# Goal:
State the number of lines that hold the string "caller", with nothing added.

(Saved entries)
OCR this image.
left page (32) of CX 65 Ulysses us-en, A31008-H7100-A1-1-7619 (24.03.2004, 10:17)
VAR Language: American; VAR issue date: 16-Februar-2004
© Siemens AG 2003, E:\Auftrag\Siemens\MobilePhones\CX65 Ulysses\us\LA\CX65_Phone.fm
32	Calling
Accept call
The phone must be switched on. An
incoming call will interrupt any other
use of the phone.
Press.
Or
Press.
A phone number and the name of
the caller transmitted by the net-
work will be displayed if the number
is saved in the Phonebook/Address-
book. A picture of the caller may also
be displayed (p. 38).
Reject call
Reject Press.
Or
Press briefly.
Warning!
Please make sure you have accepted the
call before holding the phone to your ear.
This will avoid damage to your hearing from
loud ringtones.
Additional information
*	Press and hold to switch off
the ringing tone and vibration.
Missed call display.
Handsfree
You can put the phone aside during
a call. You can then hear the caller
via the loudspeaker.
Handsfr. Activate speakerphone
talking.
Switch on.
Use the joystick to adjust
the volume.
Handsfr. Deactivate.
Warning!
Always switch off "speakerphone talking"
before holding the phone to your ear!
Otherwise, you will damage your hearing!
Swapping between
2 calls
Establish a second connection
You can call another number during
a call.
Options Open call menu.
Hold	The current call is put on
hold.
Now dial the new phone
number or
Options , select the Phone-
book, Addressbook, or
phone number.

# The result:
3